Copy every line that contains the string "name" from the entries below.

◇ ◇ ◇ ◇ ◇ ◇ ◇

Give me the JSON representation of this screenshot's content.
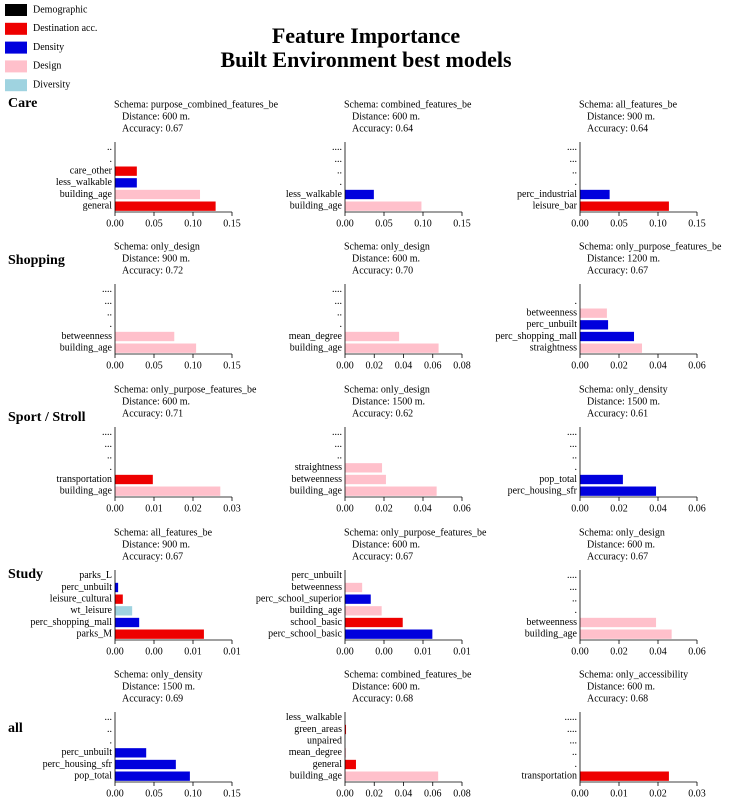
{
  "title": "Feature Importance",
  "subtitle": "Built Environment best models",
  "legend": [
    {
      "name": "Demographic",
      "color": "#000000"
    },
    {
      "name": "Destination acc.",
      "color": "#ee0000"
    },
    {
      "name": "Density",
      "color": "#0000dd"
    },
    {
      "name": "Design",
      "color": "#ffc0cb"
    },
    {
      "name": "Diversity",
      "color": "#9fd3e0"
    }
  ],
  "row_labels": [
    "Care",
    "Shopping",
    "Sport / Stroll",
    "Study",
    "all"
  ],
  "chart_data": [
    {
      "type": "bar",
      "schema": "Schema: purpose_combined_features_be",
      "distance": "Distance: 600 m.",
      "accuracy": "Accuracy: 0.67",
      "categories": [
        "..",
        ".",
        "care_other",
        "less_walkable",
        "building_age",
        "general"
      ],
      "values": [
        null,
        null,
        0.028,
        0.028,
        0.109,
        0.129
      ],
      "colors": [
        null,
        null,
        "#ee0000",
        "#0000dd",
        "#ffc0cb",
        "#ee0000"
      ],
      "xlim": [
        0,
        0.15
      ],
      "xticks": [
        {
          "value": 0,
          "label": "0.00"
        },
        {
          "value": 0.05,
          "label": "0.05"
        },
        {
          "value": 0.1,
          "label": "0.10"
        },
        {
          "value": 0.15,
          "label": "0.15"
        }
      ]
    },
    {
      "type": "bar",
      "schema": "Schema: combined_features_be",
      "distance": "Distance: 600 m.",
      "accuracy": "Accuracy: 0.64",
      "categories": [
        "....",
        "...",
        "..",
        ".",
        "less_walkable",
        "building_age"
      ],
      "values": [
        null,
        null,
        null,
        null,
        0.037,
        0.098
      ],
      "colors": [
        null,
        null,
        null,
        null,
        "#0000dd",
        "#ffc0cb"
      ],
      "xlim": [
        0,
        0.15
      ],
      "xticks": [
        {
          "value": 0,
          "label": "0.00"
        },
        {
          "value": 0.05,
          "label": "0.05"
        },
        {
          "value": 0.1,
          "label": "0.10"
        },
        {
          "value": 0.15,
          "label": "0.15"
        }
      ]
    },
    {
      "type": "bar",
      "schema": "Schema: all_features_be",
      "distance": "Distance: 900 m.",
      "accuracy": "Accuracy: 0.64",
      "categories": [
        "....",
        "...",
        "..",
        ".",
        "perc_industrial",
        "leisure_bar"
      ],
      "values": [
        null,
        null,
        null,
        null,
        0.038,
        0.114
      ],
      "colors": [
        null,
        null,
        null,
        null,
        "#0000dd",
        "#ee0000"
      ],
      "xlim": [
        0,
        0.15
      ],
      "xticks": [
        {
          "value": 0,
          "label": "0.00"
        },
        {
          "value": 0.05,
          "label": "0.05"
        },
        {
          "value": 0.1,
          "label": "0.10"
        },
        {
          "value": 0.15,
          "label": "0.15"
        }
      ]
    },
    {
      "type": "bar",
      "schema": "Schema: only_design",
      "distance": "Distance: 900 m.",
      "accuracy": "Accuracy: 0.72",
      "categories": [
        "....",
        "...",
        "..",
        ".",
        "betweenness",
        "building_age"
      ],
      "values": [
        null,
        null,
        null,
        null,
        0.076,
        0.104
      ],
      "colors": [
        null,
        null,
        null,
        null,
        "#ffc0cb",
        "#ffc0cb"
      ],
      "xlim": [
        0,
        0.15
      ],
      "xticks": [
        {
          "value": 0,
          "label": "0.00"
        },
        {
          "value": 0.05,
          "label": "0.05"
        },
        {
          "value": 0.1,
          "label": "0.10"
        },
        {
          "value": 0.15,
          "label": "0.15"
        }
      ]
    },
    {
      "type": "bar",
      "schema": "Schema: only_design",
      "distance": "Distance: 600 m.",
      "accuracy": "Accuracy: 0.70",
      "categories": [
        "....",
        "...",
        "..",
        ".",
        "mean_degree",
        "building_age"
      ],
      "values": [
        null,
        null,
        null,
        null,
        0.037,
        0.064
      ],
      "colors": [
        null,
        null,
        null,
        null,
        "#ffc0cb",
        "#ffc0cb"
      ],
      "xlim": [
        0,
        0.08
      ],
      "xticks": [
        {
          "value": 0,
          "label": "0.00"
        },
        {
          "value": 0.02,
          "label": "0.02"
        },
        {
          "value": 0.04,
          "label": "0.04"
        },
        {
          "value": 0.06,
          "label": "0.06"
        },
        {
          "value": 0.08,
          "label": "0.08"
        }
      ]
    },
    {
      "type": "bar",
      "schema": "Schema: only_purpose_features_be",
      "distance": "Distance: 1200 m.",
      "accuracy": "Accuracy: 0.67",
      "categories": [
        ".",
        "betweenness",
        "perc_unbuilt",
        "perc_shopping_mall",
        "straightness"
      ],
      "values": [
        null,
        0.0138,
        0.0144,
        0.0277,
        0.0318
      ],
      "colors": [
        null,
        "#ffc0cb",
        "#0000dd",
        "#0000dd",
        "#ffc0cb"
      ],
      "xlim": [
        0,
        0.06
      ],
      "xticks": [
        {
          "value": 0,
          "label": "0.00"
        },
        {
          "value": 0.02,
          "label": "0.02"
        },
        {
          "value": 0.04,
          "label": "0.04"
        },
        {
          "value": 0.06,
          "label": "0.06"
        }
      ]
    },
    {
      "type": "bar",
      "schema": "Schema: only_purpose_features_be",
      "distance": "Distance: 600 m.",
      "accuracy": "Accuracy: 0.71",
      "categories": [
        "....",
        "...",
        "..",
        ".",
        "transportation",
        "building_age"
      ],
      "values": [
        null,
        null,
        null,
        null,
        0.0097,
        0.027
      ],
      "colors": [
        null,
        null,
        null,
        null,
        "#ee0000",
        "#ffc0cb"
      ],
      "xlim": [
        0,
        0.03
      ],
      "xticks": [
        {
          "value": 0,
          "label": "0.00"
        },
        {
          "value": 0.01,
          "label": "0.01"
        },
        {
          "value": 0.02,
          "label": "0.02"
        },
        {
          "value": 0.03,
          "label": "0.03"
        }
      ]
    },
    {
      "type": "bar",
      "schema": "Schema: only_design",
      "distance": "Distance: 1500 m.",
      "accuracy": "Accuracy: 0.62",
      "categories": [
        "....",
        "...",
        "..",
        "straightness",
        "betweenness",
        "building_age"
      ],
      "values": [
        null,
        null,
        null,
        0.019,
        0.021,
        0.047
      ],
      "colors": [
        null,
        null,
        null,
        "#ffc0cb",
        "#ffc0cb",
        "#ffc0cb"
      ],
      "xlim": [
        0,
        0.06
      ],
      "xticks": [
        {
          "value": 0,
          "label": "0.00"
        },
        {
          "value": 0.02,
          "label": "0.02"
        },
        {
          "value": 0.04,
          "label": "0.04"
        },
        {
          "value": 0.06,
          "label": "0.06"
        }
      ]
    },
    {
      "type": "bar",
      "schema": "Schema: only_density",
      "distance": "Distance: 1500 m.",
      "accuracy": "Accuracy: 0.61",
      "categories": [
        "....",
        "...",
        "..",
        ".",
        "pop_total",
        "perc_housing_sfr"
      ],
      "values": [
        null,
        null,
        null,
        null,
        0.022,
        0.039
      ],
      "colors": [
        null,
        null,
        null,
        null,
        "#0000dd",
        "#0000dd"
      ],
      "xlim": [
        0,
        0.06
      ],
      "xticks": [
        {
          "value": 0,
          "label": "0.00"
        },
        {
          "value": 0.02,
          "label": "0.02"
        },
        {
          "value": 0.04,
          "label": "0.04"
        },
        {
          "value": 0.06,
          "label": "0.06"
        }
      ]
    },
    {
      "type": "bar",
      "schema": "Schema: all_features_be",
      "distance": "Distance: 900 m.",
      "accuracy": "Accuracy: 0.67",
      "categories": [
        "parks_L",
        "perc_unbuilt",
        "leisure_cultural",
        "wt_leisure",
        "perc_shopping_mall",
        "parks_M"
      ],
      "values": [
        0,
        0.0004,
        0.001,
        0.0022,
        0.0031,
        0.0114
      ],
      "colors": [
        "#ee0000",
        "#0000dd",
        "#ee0000",
        "#9fd3e0",
        "#0000dd",
        "#ee0000"
      ],
      "xlim": [
        0,
        0.015
      ],
      "xticks": [
        {
          "value": 0,
          "label": "0.00"
        },
        {
          "value": 0.005,
          "label": "0.00"
        },
        {
          "value": 0.01,
          "label": "0.01"
        },
        {
          "value": 0.015,
          "label": "0.01"
        }
      ]
    },
    {
      "type": "bar",
      "schema": "Schema: only_purpose_features_be",
      "distance": "Distance: 600 m.",
      "accuracy": "Accuracy: 0.67",
      "categories": [
        "perc_unbuilt",
        "betweenness",
        "perc_school_superior",
        "building_age",
        "school_basic",
        "perc_school_basic"
      ],
      "values": [
        0,
        0.0022,
        0.0033,
        0.0047,
        0.0074,
        0.0112
      ],
      "colors": [
        "#0000dd",
        "#ffc0cb",
        "#0000dd",
        "#ffc0cb",
        "#ee0000",
        "#0000dd"
      ],
      "xlim": [
        0,
        0.015
      ],
      "xticks": [
        {
          "value": 0,
          "label": "0.00"
        },
        {
          "value": 0.005,
          "label": "0.00"
        },
        {
          "value": 0.01,
          "label": "0.01"
        },
        {
          "value": 0.015,
          "label": "0.01"
        }
      ]
    },
    {
      "type": "bar",
      "schema": "Schema: only_design",
      "distance": "Distance: 600 m.",
      "accuracy": "Accuracy: 0.67",
      "categories": [
        "....",
        "...",
        "..",
        ".",
        "betweenness",
        "building_age"
      ],
      "values": [
        null,
        null,
        null,
        null,
        0.039,
        0.047
      ],
      "colors": [
        null,
        null,
        null,
        null,
        "#ffc0cb",
        "#ffc0cb"
      ],
      "xlim": [
        0,
        0.06
      ],
      "xticks": [
        {
          "value": 0,
          "label": "0.00"
        },
        {
          "value": 0.02,
          "label": "0.02"
        },
        {
          "value": 0.04,
          "label": "0.04"
        },
        {
          "value": 0.06,
          "label": "0.06"
        }
      ]
    },
    {
      "type": "bar",
      "schema": "Schema: only_density",
      "distance": "Distance: 1500 m.",
      "accuracy": "Accuracy: 0.69",
      "categories": [
        "...",
        "..",
        ".",
        "perc_unbuilt",
        "perc_housing_sfr",
        "pop_total"
      ],
      "values": [
        null,
        null,
        null,
        0.04,
        0.078,
        0.096
      ],
      "colors": [
        null,
        null,
        null,
        "#0000dd",
        "#0000dd",
        "#0000dd"
      ],
      "xlim": [
        0,
        0.15
      ],
      "xticks": [
        {
          "value": 0,
          "label": "0.00"
        },
        {
          "value": 0.05,
          "label": "0.05"
        },
        {
          "value": 0.1,
          "label": "0.10"
        },
        {
          "value": 0.15,
          "label": "0.15"
        }
      ]
    },
    {
      "type": "bar",
      "schema": "Schema: combined_features_be",
      "distance": "Distance: 600 m.",
      "accuracy": "Accuracy: 0.68",
      "categories": [
        "less_walkable",
        "green_areas",
        "unpaired",
        "mean_degree",
        "general",
        "building_age"
      ],
      "values": [
        0,
        0.0007,
        0,
        0.0007,
        0.0075,
        0.0637
      ],
      "colors": [
        "#0000dd",
        "#ee0000",
        "#ffc0cb",
        "#ffc0cb",
        "#ee0000",
        "#ffc0cb"
      ],
      "xlim": [
        0,
        0.08
      ],
      "xticks": [
        {
          "value": 0,
          "label": "0.00"
        },
        {
          "value": 0.02,
          "label": "0.02"
        },
        {
          "value": 0.04,
          "label": "0.04"
        },
        {
          "value": 0.06,
          "label": "0.06"
        },
        {
          "value": 0.08,
          "label": "0.08"
        }
      ]
    },
    {
      "type": "bar",
      "schema": "Schema: only_accessibility",
      "distance": "Distance: 600 m.",
      "accuracy": "Accuracy: 0.68",
      "categories": [
        ".....",
        "....",
        "...",
        "..",
        ".",
        "transportation"
      ],
      "values": [
        null,
        null,
        null,
        null,
        null,
        0.0228
      ],
      "colors": [
        null,
        null,
        null,
        null,
        null,
        "#ee0000"
      ],
      "xlim": [
        0,
        0.03
      ],
      "xticks": [
        {
          "value": 0,
          "label": "0.00"
        },
        {
          "value": 0.01,
          "label": "0.01"
        },
        {
          "value": 0.02,
          "label": "0.02"
        },
        {
          "value": 0.03,
          "label": "0.03"
        }
      ]
    }
  ]
}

◇ ◇ ◇ ◇ ◇ ◇ ◇

> **EXERCISE OUTPUT**
      "name": "Demographic",
      "name": "Destination acc.",
      "name": "Density",
      "name": "Design",
      "name": "Diversity",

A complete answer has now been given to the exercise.